* **PROBLEM DETAILS**: May I please have every record restated word for word, with the images left out?

+++ RAW DATA

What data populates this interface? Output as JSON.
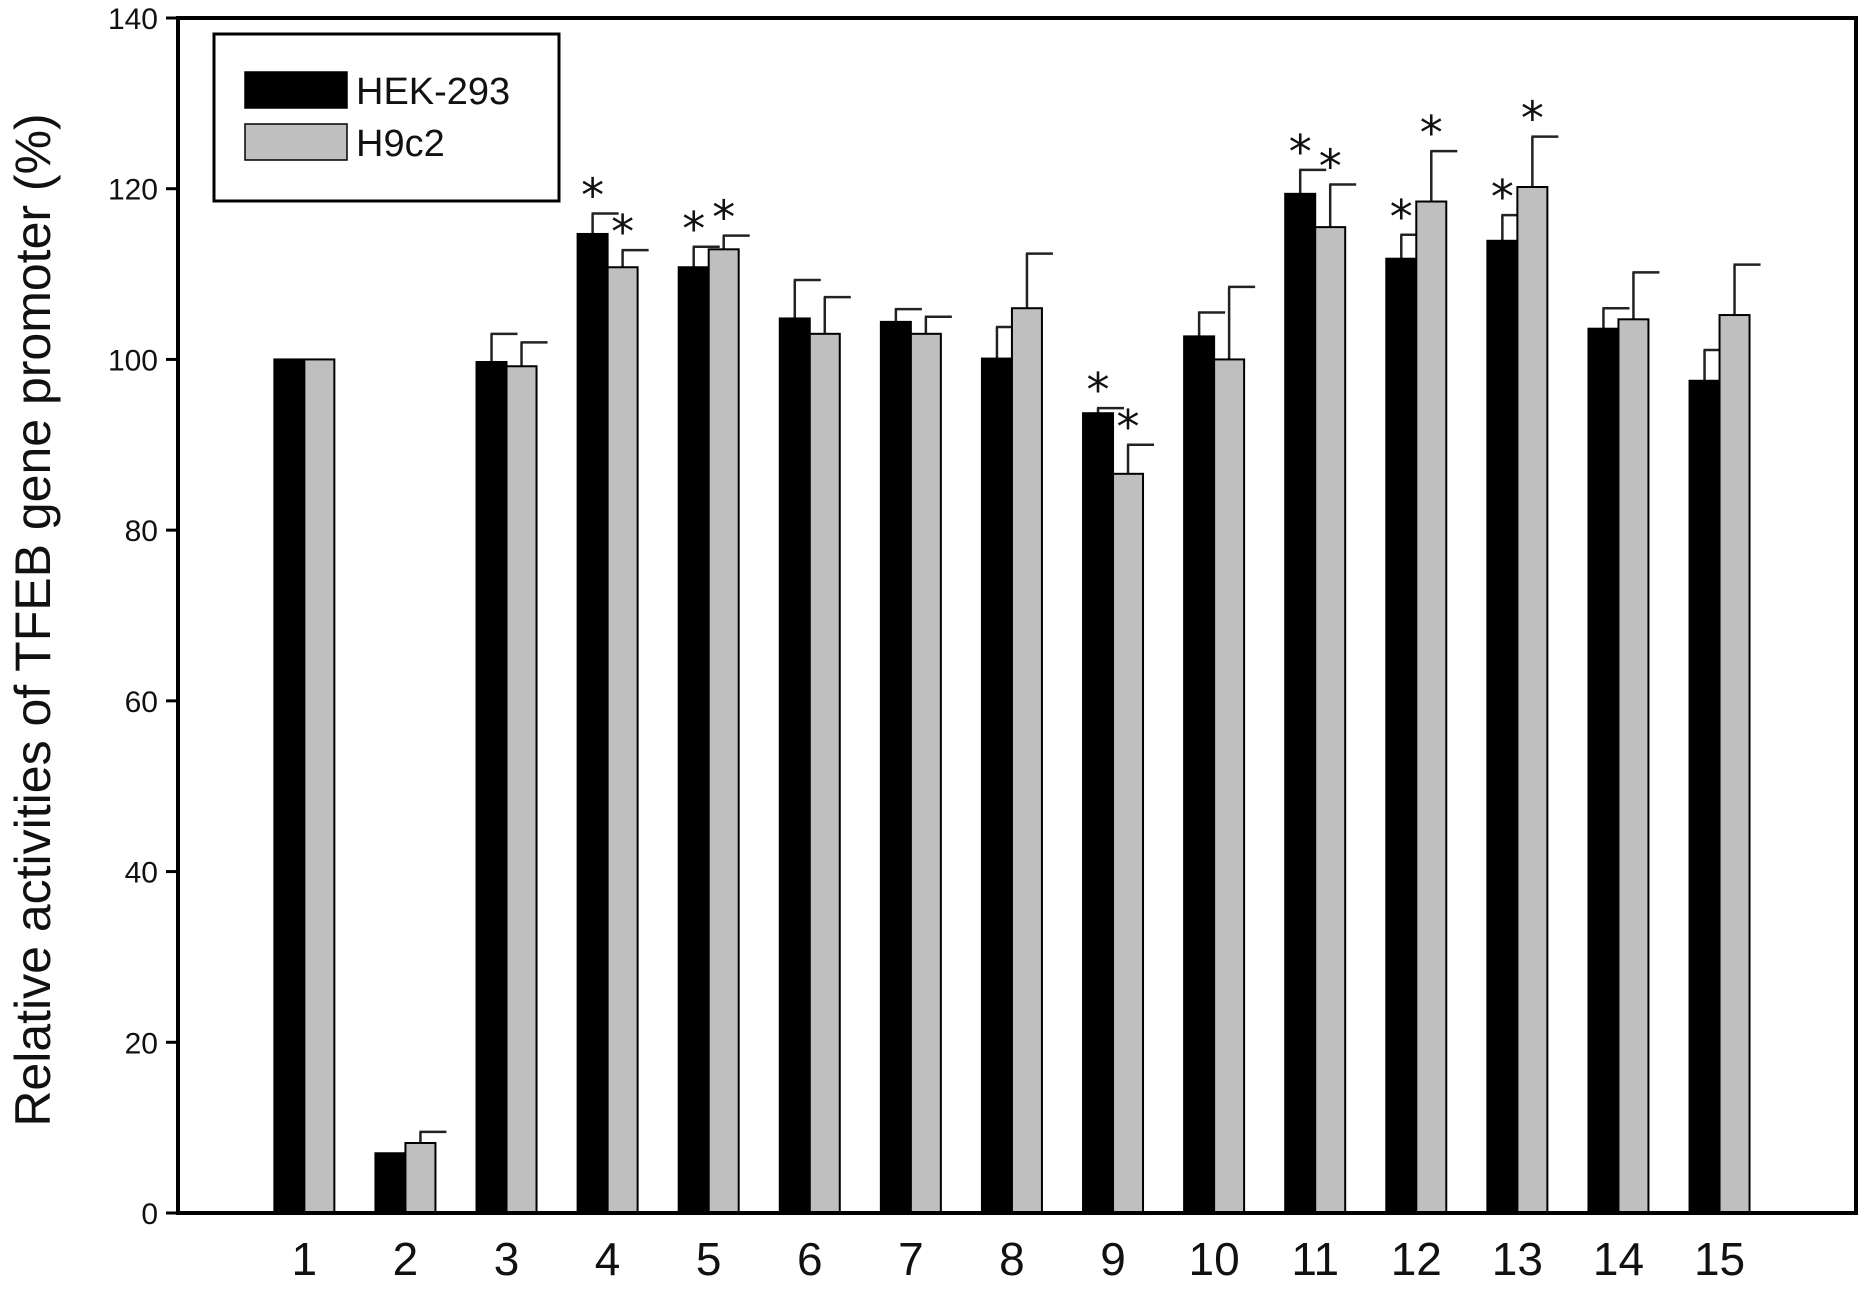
{
  "chart_data": {
    "type": "bar",
    "title": "",
    "xlabel": "",
    "ylabel": "Relative activities of TFEB gene promoter (%)",
    "ylim": [
      0,
      140
    ],
    "yticks": [
      0,
      20,
      40,
      60,
      80,
      100,
      120,
      140
    ],
    "grid": false,
    "legend_position": "top-left",
    "categories": [
      "1",
      "2",
      "3",
      "4",
      "5",
      "6",
      "7",
      "8",
      "9",
      "10",
      "11",
      "12",
      "13",
      "14",
      "15"
    ],
    "series": [
      {
        "name": "HEK-293",
        "color": "#000000",
        "values": [
          100,
          7,
          99.7,
          114.7,
          110.8,
          104.8,
          104.4,
          100.1,
          93.7,
          102.7,
          119.4,
          111.8,
          113.9,
          103.6,
          97.5
        ],
        "errors": [
          0,
          0,
          3.3,
          2.4,
          2.4,
          4.5,
          1.5,
          3.7,
          0.6,
          2.8,
          2.8,
          2.8,
          3.0,
          2.4,
          3.6
        ],
        "significant": [
          false,
          false,
          false,
          true,
          true,
          false,
          false,
          false,
          true,
          false,
          true,
          true,
          true,
          false,
          false
        ]
      },
      {
        "name": "H9c2",
        "color": "#bfbfbf",
        "values": [
          100,
          8.2,
          99.2,
          110.8,
          112.9,
          103.0,
          103.0,
          106.0,
          86.6,
          100.0,
          115.5,
          118.5,
          120.2,
          104.7,
          105.2
        ],
        "errors": [
          0,
          1.3,
          2.8,
          2.0,
          1.6,
          4.3,
          2.0,
          6.4,
          3.4,
          8.5,
          5.0,
          5.9,
          5.9,
          5.5,
          5.9
        ],
        "significant": [
          false,
          false,
          false,
          true,
          true,
          false,
          false,
          false,
          true,
          false,
          true,
          true,
          true,
          false,
          false
        ]
      }
    ],
    "significance_marker": "*"
  }
}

++++++

* **RESPONSE**:
What data populates this interface? Output as JSON.
{
  "chart_data": {
    "type": "bar",
    "title": "",
    "xlabel": "",
    "ylabel": "Relative activities of TFEB gene promoter (%)",
    "ylim": [
      0,
      140
    ],
    "yticks": [
      0,
      20,
      40,
      60,
      80,
      100,
      120,
      140
    ],
    "grid": false,
    "legend_position": "top-left",
    "categories": [
      "1",
      "2",
      "3",
      "4",
      "5",
      "6",
      "7",
      "8",
      "9",
      "10",
      "11",
      "12",
      "13",
      "14",
      "15"
    ],
    "series": [
      {
        "name": "HEK-293",
        "color": "#000000",
        "values": [
          100,
          7,
          99.7,
          114.7,
          110.8,
          104.8,
          104.4,
          100.1,
          93.7,
          102.7,
          119.4,
          111.8,
          113.9,
          103.6,
          97.5
        ],
        "errors": [
          0,
          0,
          3.3,
          2.4,
          2.4,
          4.5,
          1.5,
          3.7,
          0.6,
          2.8,
          2.8,
          2.8,
          3.0,
          2.4,
          3.6
        ],
        "significant": [
          false,
          false,
          false,
          true,
          true,
          false,
          false,
          false,
          true,
          false,
          true,
          true,
          true,
          false,
          false
        ]
      },
      {
        "name": "H9c2",
        "color": "#bfbfbf",
        "values": [
          100,
          8.2,
          99.2,
          110.8,
          112.9,
          103.0,
          103.0,
          106.0,
          86.6,
          100.0,
          115.5,
          118.5,
          120.2,
          104.7,
          105.2
        ],
        "errors": [
          0,
          1.3,
          2.8,
          2.0,
          1.6,
          4.3,
          2.0,
          6.4,
          3.4,
          8.5,
          5.0,
          5.9,
          5.9,
          5.5,
          5.9
        ],
        "significant": [
          false,
          false,
          false,
          true,
          true,
          false,
          false,
          false,
          true,
          false,
          true,
          true,
          true,
          false,
          false
        ]
      }
    ],
    "significance_marker": "*"
  }
}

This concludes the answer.